Every line that holds "пластик" should be shown.

Begin DATA IN THIS EXERCISE

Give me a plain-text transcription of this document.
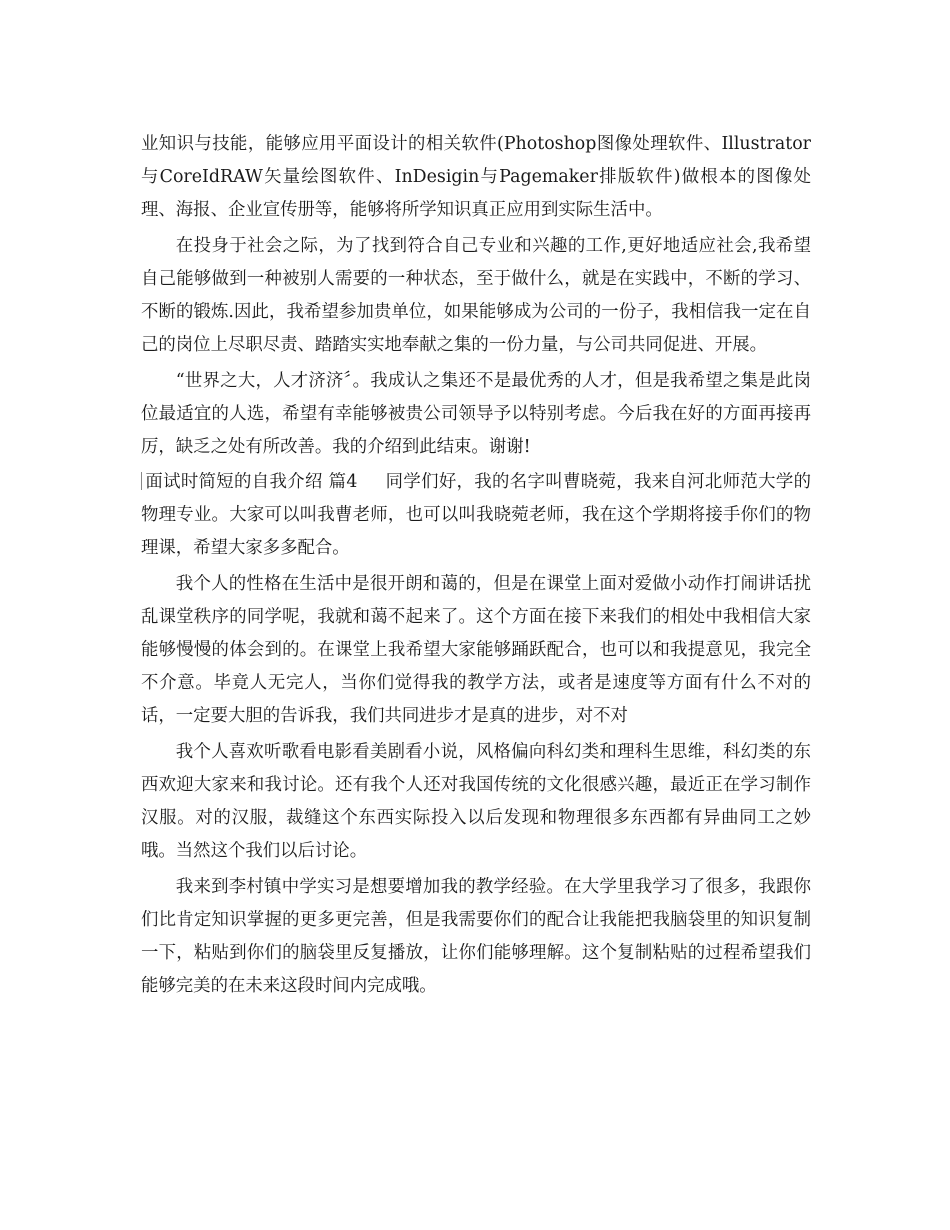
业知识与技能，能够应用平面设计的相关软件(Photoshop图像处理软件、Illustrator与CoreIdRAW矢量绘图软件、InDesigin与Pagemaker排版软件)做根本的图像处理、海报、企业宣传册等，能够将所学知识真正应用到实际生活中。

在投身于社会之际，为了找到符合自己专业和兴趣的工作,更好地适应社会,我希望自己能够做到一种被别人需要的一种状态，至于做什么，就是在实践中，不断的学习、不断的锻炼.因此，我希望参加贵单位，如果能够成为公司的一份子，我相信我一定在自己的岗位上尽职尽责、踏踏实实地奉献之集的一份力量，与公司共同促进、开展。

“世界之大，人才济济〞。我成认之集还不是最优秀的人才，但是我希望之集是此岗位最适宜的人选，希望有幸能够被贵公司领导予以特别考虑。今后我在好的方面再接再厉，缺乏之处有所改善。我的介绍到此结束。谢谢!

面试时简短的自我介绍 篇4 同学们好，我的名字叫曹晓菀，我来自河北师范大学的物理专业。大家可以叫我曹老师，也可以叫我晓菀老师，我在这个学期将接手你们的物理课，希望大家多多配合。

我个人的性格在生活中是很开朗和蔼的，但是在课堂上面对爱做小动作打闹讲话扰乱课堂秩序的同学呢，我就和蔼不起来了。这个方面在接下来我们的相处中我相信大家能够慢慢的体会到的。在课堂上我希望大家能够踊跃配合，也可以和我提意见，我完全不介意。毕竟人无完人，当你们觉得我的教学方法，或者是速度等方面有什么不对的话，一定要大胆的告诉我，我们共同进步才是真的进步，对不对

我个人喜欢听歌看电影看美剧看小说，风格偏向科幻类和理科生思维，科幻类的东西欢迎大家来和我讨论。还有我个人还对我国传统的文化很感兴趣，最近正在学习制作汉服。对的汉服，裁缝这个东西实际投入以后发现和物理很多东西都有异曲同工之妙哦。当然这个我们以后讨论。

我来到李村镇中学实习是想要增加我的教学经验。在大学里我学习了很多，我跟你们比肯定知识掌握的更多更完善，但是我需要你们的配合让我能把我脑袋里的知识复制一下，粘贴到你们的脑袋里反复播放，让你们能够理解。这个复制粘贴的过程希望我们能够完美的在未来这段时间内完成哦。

End DATA IN THIS EXERCISE
Begin DATA IN THIS EXERCISE

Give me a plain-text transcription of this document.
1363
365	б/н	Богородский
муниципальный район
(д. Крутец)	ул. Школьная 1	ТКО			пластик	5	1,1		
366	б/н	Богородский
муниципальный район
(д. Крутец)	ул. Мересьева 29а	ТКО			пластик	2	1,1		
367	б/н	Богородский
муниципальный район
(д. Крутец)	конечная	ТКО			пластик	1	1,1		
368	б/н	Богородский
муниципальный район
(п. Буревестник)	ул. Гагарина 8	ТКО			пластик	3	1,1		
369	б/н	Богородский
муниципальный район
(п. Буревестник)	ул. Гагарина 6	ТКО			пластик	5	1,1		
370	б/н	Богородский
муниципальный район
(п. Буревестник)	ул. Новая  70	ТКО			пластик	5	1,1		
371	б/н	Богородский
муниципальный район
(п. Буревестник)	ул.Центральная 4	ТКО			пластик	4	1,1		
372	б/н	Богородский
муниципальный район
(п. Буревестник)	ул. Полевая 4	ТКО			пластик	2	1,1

End DATA IN THIS EXERCISE
Begin DATA IN THIS EXERCISE

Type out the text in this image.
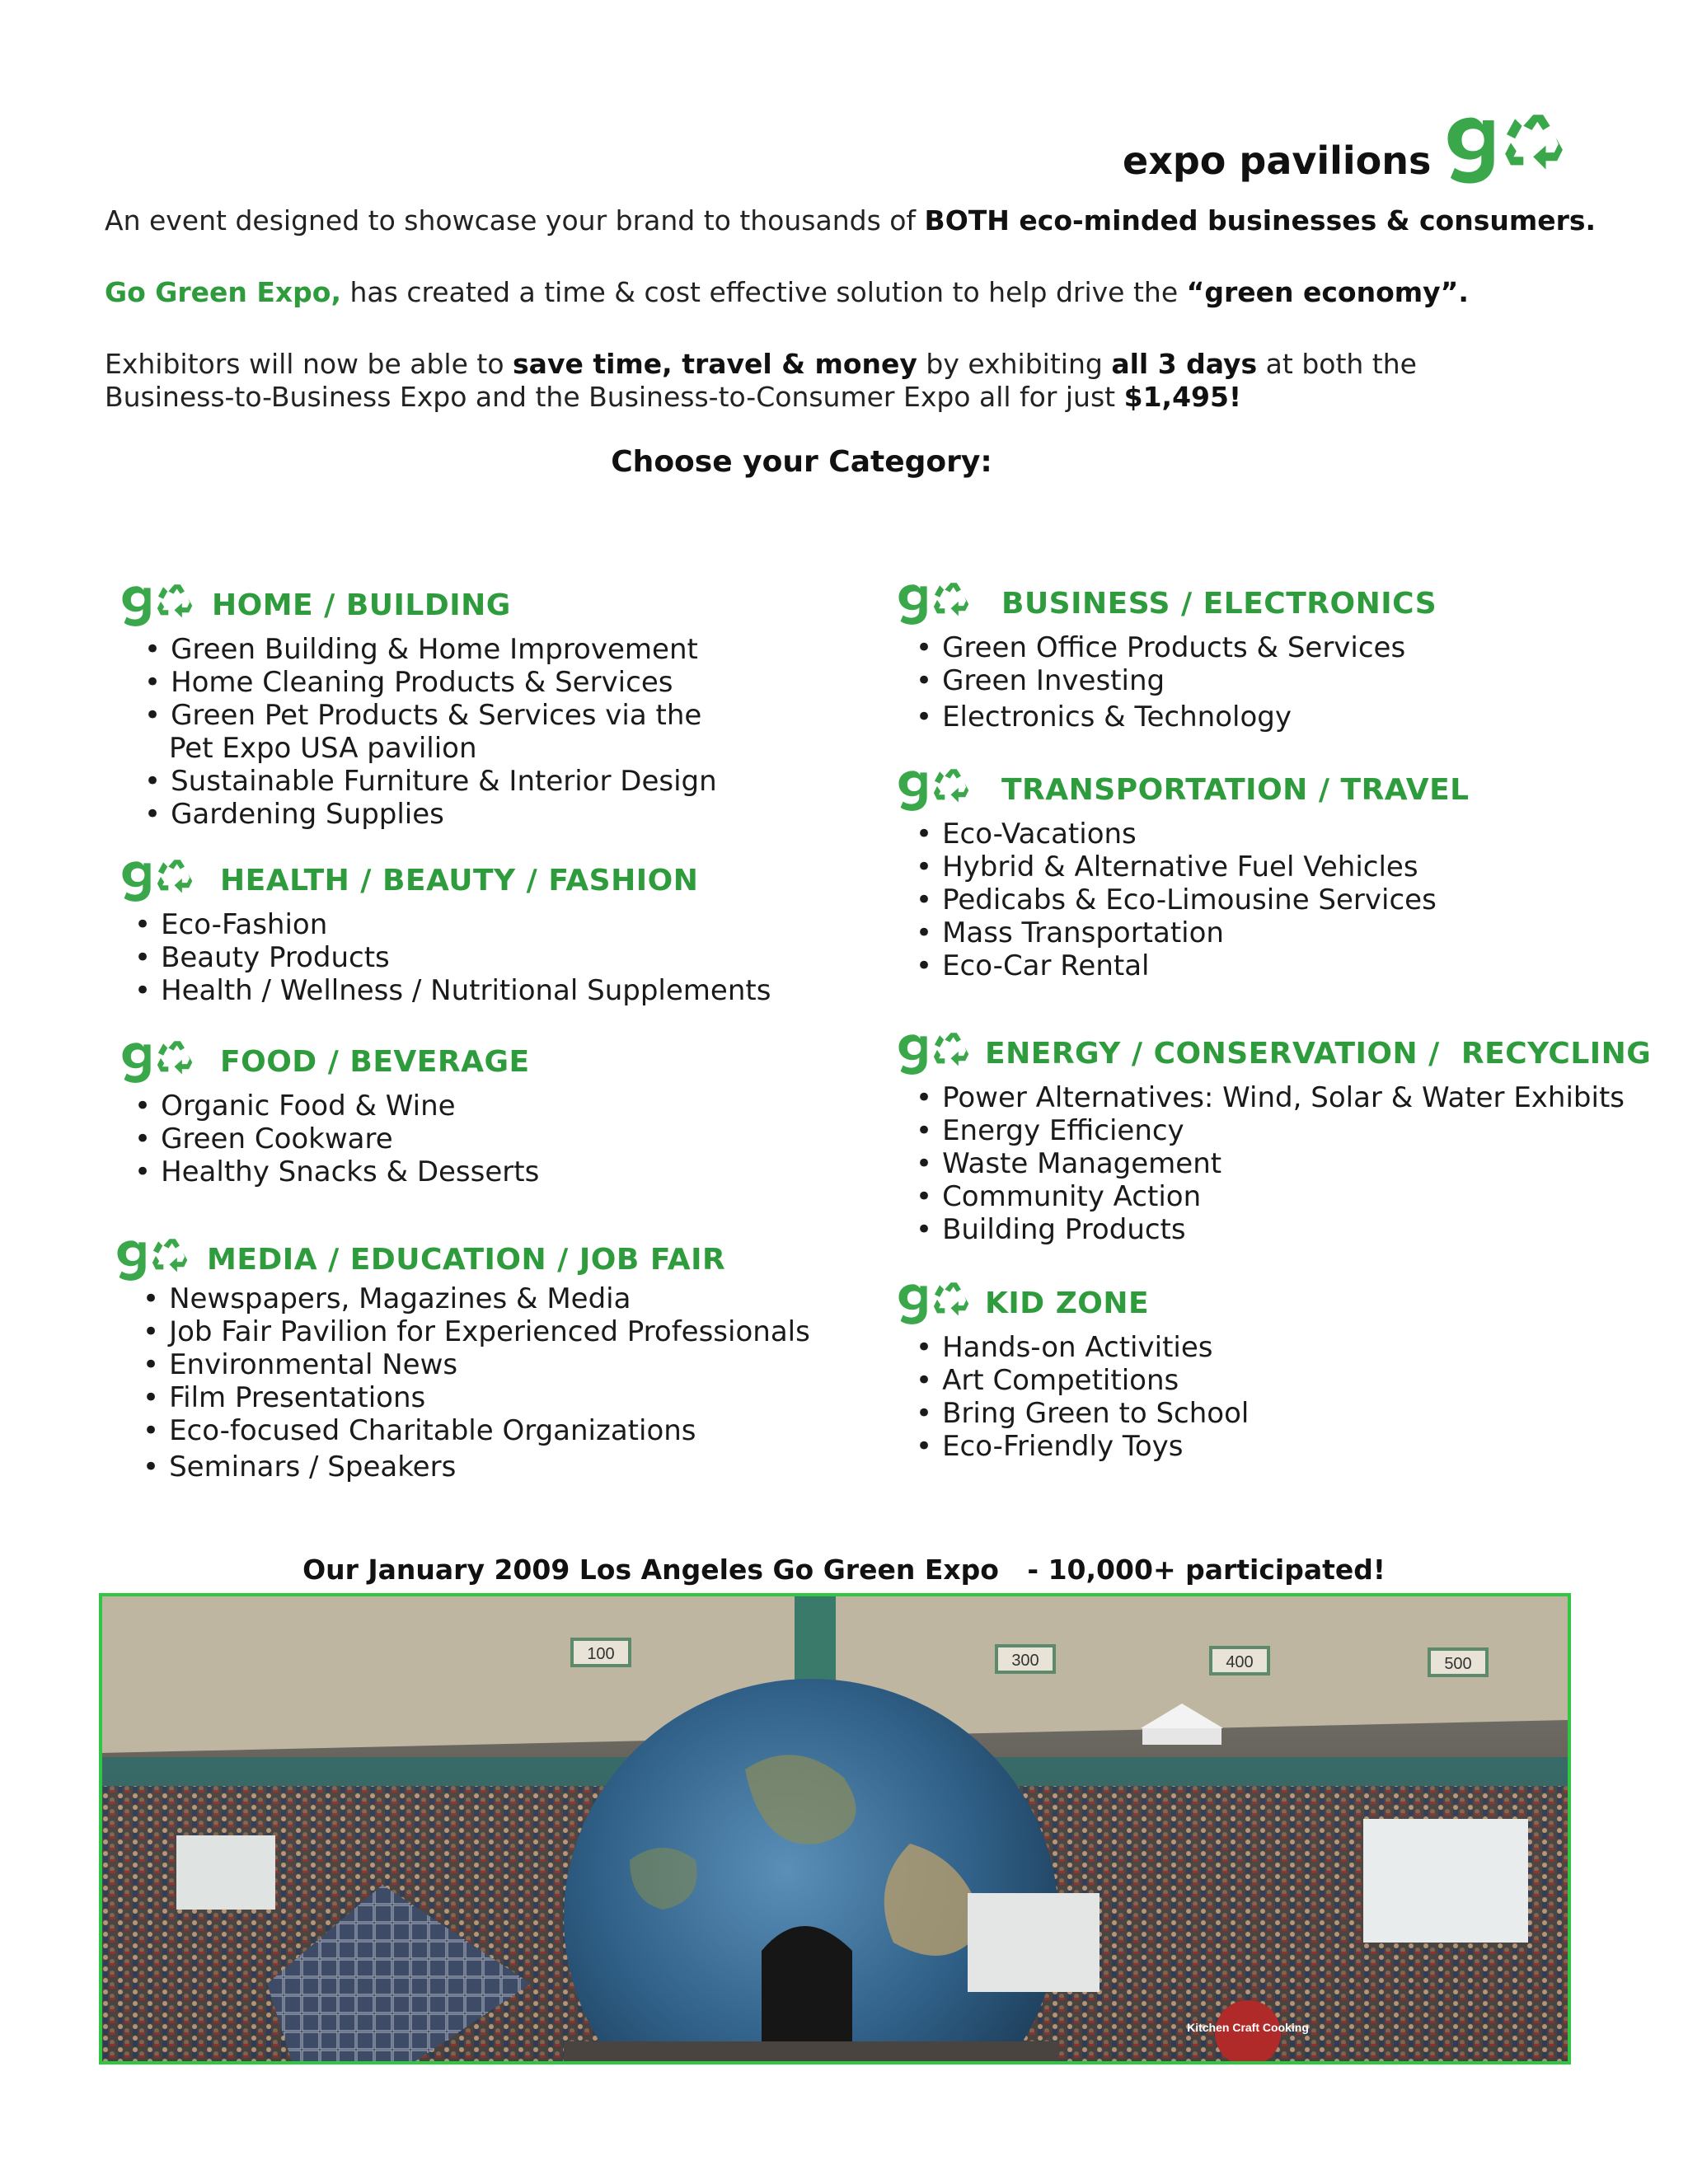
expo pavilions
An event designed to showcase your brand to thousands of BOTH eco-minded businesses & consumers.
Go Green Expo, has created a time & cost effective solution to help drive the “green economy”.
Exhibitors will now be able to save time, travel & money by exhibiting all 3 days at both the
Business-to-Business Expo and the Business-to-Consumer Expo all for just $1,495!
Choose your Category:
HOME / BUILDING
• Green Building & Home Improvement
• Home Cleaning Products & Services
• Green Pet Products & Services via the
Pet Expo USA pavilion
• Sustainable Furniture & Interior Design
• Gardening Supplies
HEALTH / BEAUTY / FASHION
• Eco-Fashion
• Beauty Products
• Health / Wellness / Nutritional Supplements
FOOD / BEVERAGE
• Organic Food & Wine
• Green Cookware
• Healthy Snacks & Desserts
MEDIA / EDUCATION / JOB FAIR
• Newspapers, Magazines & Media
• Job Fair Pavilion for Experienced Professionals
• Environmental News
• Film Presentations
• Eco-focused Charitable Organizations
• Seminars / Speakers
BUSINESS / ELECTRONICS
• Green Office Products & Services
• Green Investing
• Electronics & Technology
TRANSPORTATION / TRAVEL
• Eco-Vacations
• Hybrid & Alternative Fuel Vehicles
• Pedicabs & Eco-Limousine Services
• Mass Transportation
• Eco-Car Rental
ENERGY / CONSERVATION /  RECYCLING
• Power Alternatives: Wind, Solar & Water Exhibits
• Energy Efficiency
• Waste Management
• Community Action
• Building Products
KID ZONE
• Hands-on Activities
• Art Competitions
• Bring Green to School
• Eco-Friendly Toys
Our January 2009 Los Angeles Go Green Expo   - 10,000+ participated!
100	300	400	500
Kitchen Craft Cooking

End DATA IN THIS EXERCISE

→ **RESULT BELOW**
(д. Крутец)	ул. Школьная 1	ТКО			пластик	5	1,1		
(д. Крутец)	ул. Мересьева 29а	ТКО			пластик	2	1,1		
(д. Крутец)	конечная	ТКО			пластик	1	1,1		
(п. Буревестник)	ул. Гагарина 8	ТКО			пластик	3	1,1		
(п. Буревестник)	ул. Гагарина 6	ТКО			пластик	5	1,1		
(п. Буревестник)	ул. Новая  70	ТКО			пластик	5	1,1		
(п. Буревестник)	ул.Центральная 4	ТКО			пластик	4	1,1		
(п. Буревестник)	ул. Полевая 4	ТКО			пластик	2	1,1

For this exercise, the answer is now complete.